Exercise passage –
▬▬▬▬▬▬▬▬▬▬

Second, not only has the PL evolved but the rationalization for its use has also evolved. Once it was because C++ provided the easiest path for C programmers to enrich their toolset and their existing apps. Today C compatibility is not so important. I would hazard a guess that most current C++ developers do not have a serious background in C.

And yet, for various reasons, these programmers are using techniques that are throwbacks to the C area, such as pointers and arrays, instead of modern C++ tools such as strings, iterators and containers.

Over the last couple of years I've seen Stroustrop make a lot of effort in educating C++ programmers. He doesn't really need to. He has already won his fame and fortune.

Vesa Karvonen - Re: Stroustrup's C++ Style Sweet Spot  blueArrow
10/14/2003; 3:32:21 AM (reads: 1307, responses: 0)
Thanks for the list. I've naturally read the first three a long time ago. I've also read a couple of books by Kent Beck. For example, I've read the book Smalltalk Best Practice Patterns, and while I think that it was a nice book, I can't say that it would have had a major impact on my programming - maybe because I've never programmed anything significant in Smalltalk. I've read a couple of books on concurrent programming (and related fields), but I'm not sure that I would associate concurrent programming and OO[D] (they seem to be mostly orthogonal issues). I take your word for the quality of the book, though.

Dan Shappir - Re: Stroustrup's C++ Style Sweet Spot  blueArrow
10/14/2003; 3:32:57 AM (reads: 1322, responses: 0)
I know these days C++ is described as "multi-paradigm". I am not sure it began life that way.

C++ was multi-paradigmatic from day one, if only for supporting both OOP and "procedural" C style.

Finally a useful criticism (although much too late) could come from a comparison of Objective-C.

Given your Smalltalk inclinations, I'm not surprised that you find Objective-C more appealing than C++ (note, I'm not saying this as criticism). In your opinion, were Object-C's proprietary aspects the main reason why it lost to C++ ?

Ehud Lamm - Re: Stroustrup's C++ Style Sweet Spot  blueArrow
10/14/2003; 4:33:00 AM (reads: 1301, responses: 0)
It seems to me that he is being pragmatic (whether that's good or bad is a matter of taste). Being pragmatic he points out pitfalls that seem to me to be not C++ specific but rather problems with programmer education ("it is not efficient") and with the dominant programming paradigm these days, OOP.

Both these problems exist with other languages, so I don't really see them as "his fault."

But being a language designer he has an interesting perspective, both on the issues themselves and on the programming community.

Patrick Logan - Re: Stroustrup's C++ Style Sweet Spot  blueArrow
10/14/2003; 5:35:15 AM (reads: 1256, responses: 0)
I've also read a couple of books by Kent Beck. For example, I've read the book Smalltalk Best Practice Patterns, and while I think that it was a nice book, I can't say that it would have had a major impact on my programming

Yes, ST-BPP is not a *design* book. It is a more rudimentary coding book, about style and design only in-the-very-small.

The book I listed, Guide to Better Smalltalk, is a collection of his papers primarily about bigger design topics.

▬▬▬▬▬▬▬▬▬▬

Supplied records –
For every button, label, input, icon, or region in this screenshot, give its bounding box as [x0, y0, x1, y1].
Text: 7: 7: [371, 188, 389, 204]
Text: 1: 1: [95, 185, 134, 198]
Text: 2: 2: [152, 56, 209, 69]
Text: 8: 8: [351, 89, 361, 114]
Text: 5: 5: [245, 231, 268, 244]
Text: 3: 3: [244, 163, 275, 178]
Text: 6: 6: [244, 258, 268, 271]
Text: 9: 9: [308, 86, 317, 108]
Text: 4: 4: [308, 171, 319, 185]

▬▬▬▬▬▬▬▬▬▬

Tasks to carry out –
#1 List the names of everyone credited with a post in the forum thread on Stroustrup's C++ style.
#2 Extend the forum thread on Stroustrup's C++ style, picking up after its final sentence.

Answers for each item –
#1
Vesa Karvonen
Dan Shappir
Ehud Lamm
Patrick Logan

#2
I'm not sure that I would associate concurrent programming and OO[D]

I included it not because it is about OOD per se, but because an OO programmer today *has* to understand these concepts and techniques, and this particular book does specically address the mechanics of translating a model into a popular OO language.

Also it was late and I did not want to spend more time thinking of another book! (I was tempted to just list the whole PLOP series as one book. Pick any one as the fifth.)

Patrick Logan - Re: Stroustrup's C++ Style Sweet Spot  blueArrow
10/14/2003; 5:37:45 AM (reads: 1253, responses: 0)
In your opinion, were Object-C's proprietary aspects the main reason why it lost to C++?

I would guess so. I think if it were free and/or marketed by a large corporation it would at least have had a more level playing field.

Of course now it is free (via GCC) on multiple platforms and successful on the Mac OS X. But the C++ genie is well out of the bottle.

Vesa Karvonen - Re: Stroustrup's C++ Style Sweet Spot  blueArrow
10/14/2003; 7:19:35 AM (reads: 1211, responses: 1)
The book I listed, Guide to Better Smalltalk, is a collection of his papers primarily about bigger design topics.

Yes. I looked at the contents at the Amazon site. It might be an interesting read.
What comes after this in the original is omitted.